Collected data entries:
↓
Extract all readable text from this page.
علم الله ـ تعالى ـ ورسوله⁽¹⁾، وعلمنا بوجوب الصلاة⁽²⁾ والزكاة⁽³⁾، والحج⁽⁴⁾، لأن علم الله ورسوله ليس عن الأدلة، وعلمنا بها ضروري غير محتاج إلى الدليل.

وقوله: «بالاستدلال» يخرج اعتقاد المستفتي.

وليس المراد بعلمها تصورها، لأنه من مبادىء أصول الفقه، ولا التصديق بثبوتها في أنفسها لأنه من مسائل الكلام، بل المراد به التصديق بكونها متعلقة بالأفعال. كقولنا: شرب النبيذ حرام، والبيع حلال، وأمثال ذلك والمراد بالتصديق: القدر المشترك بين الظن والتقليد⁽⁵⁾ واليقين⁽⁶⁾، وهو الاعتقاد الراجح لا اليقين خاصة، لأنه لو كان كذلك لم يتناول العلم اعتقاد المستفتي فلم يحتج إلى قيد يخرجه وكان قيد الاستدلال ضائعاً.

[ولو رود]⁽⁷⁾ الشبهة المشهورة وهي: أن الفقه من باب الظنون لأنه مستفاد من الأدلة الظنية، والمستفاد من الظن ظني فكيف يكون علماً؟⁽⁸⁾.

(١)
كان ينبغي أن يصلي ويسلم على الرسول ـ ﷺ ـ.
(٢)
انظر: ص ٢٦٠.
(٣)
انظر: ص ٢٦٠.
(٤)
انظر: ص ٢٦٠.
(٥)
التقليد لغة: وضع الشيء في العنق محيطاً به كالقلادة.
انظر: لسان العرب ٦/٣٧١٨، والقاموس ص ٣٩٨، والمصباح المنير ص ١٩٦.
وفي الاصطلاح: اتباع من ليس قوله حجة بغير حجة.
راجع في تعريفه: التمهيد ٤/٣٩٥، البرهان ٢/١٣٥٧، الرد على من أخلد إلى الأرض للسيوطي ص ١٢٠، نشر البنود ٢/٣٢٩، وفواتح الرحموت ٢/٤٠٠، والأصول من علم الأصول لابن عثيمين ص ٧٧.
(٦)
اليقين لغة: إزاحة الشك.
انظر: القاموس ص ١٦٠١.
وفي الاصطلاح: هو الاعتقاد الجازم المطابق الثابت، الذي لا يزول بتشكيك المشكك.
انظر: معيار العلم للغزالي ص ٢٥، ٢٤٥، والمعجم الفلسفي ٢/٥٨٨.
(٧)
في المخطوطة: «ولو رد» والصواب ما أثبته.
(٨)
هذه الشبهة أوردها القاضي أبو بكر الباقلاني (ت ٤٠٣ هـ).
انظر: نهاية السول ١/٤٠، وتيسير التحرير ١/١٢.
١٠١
↑
§ Task to carry out
Your task is to repeat each line of the material exactly.

§ Exercise answer
Extract all readable text from this page.
علم الله ـ تعالى ـ ورسوله⁽¹⁾، وعلمنا بوجوب الصلاة⁽²⁾ والزكاة⁽³⁾، والحج⁽⁴⁾، لأن علم الله ورسوله ليس عن الأدلة، وعلمنا بها ضروري غير محتاج إلى الدليل.

وقوله: «بالاستدلال» يخرج اعتقاد المستفتي.

وليس المراد بعلمها تصورها، لأنه من مبادىء أصول الفقه، ولا التصديق بثبوتها في أنفسها لأنه من مسائل الكلام، بل المراد به التصديق بكونها متعلقة بالأفعال. كقولنا: شرب النبيذ حرام، والبيع حلال، وأمثال ذلك والمراد بالتصديق: القدر المشترك بين الظن والتقليد⁽⁵⁾ واليقين⁽⁶⁾، وهو الاعتقاد الراجح لا اليقين خاصة، لأنه لو كان كذلك لم يتناول العلم اعتقاد المستفتي فلم يحتج إلى قيد يخرجه وكان قيد الاستدلال ضائعاً.

[ولو رود]⁽⁷⁾ الشبهة المشهورة وهي: أن الفقه من باب الظنون لأنه مستفاد من الأدلة الظنية، والمستفاد من الظن ظني فكيف يكون علماً؟⁽⁸⁾.

(١)
كان ينبغي أن يصلي ويسلم على الرسول ـ ﷺ ـ.
(٢)
انظر: ص ٢٦٠.
(٣)
انظر: ص ٢٦٠.
(٤)
انظر: ص ٢٦٠.
(٥)
التقليد لغة: وضع الشيء في العنق محيطاً به كالقلادة.
انظر: لسان العرب ٦/٣٧١٨، والقاموس ص ٣٩٨، والمصباح المنير ص ١٩٦.
وفي الاصطلاح: اتباع من ليس قوله حجة بغير حجة.
راجع في تعريفه: التمهيد ٤/٣٩٥، البرهان ٢/١٣٥٧، الرد على من أخلد إلى الأرض للسيوطي ص ١٢٠، نشر البنود ٢/٣٢٩، وفواتح الرحموت ٢/٤٠٠، والأصول من علم الأصول لابن عثيمين ص ٧٧.
(٦)
اليقين لغة: إزاحة الشك.
انظر: القاموس ص ١٦٠١.
وفي الاصطلاح: هو الاعتقاد الجازم المطابق الثابت، الذي لا يزول بتشكيك المشكك.
انظر: معيار العلم للغزالي ص ٢٥، ٢٤٥، والمعجم الفلسفي ٢/٥٨٨.
(٧)
في المخطوطة: «ولو رد» والصواب ما أثبته.
(٨)
هذه الشبهة أوردها القاضي أبو بكر الباقلاني (ت ٤٠٣ هـ).
انظر: نهاية السول ١/٤٠، وتيسير التحرير ١/١٢.
١٠١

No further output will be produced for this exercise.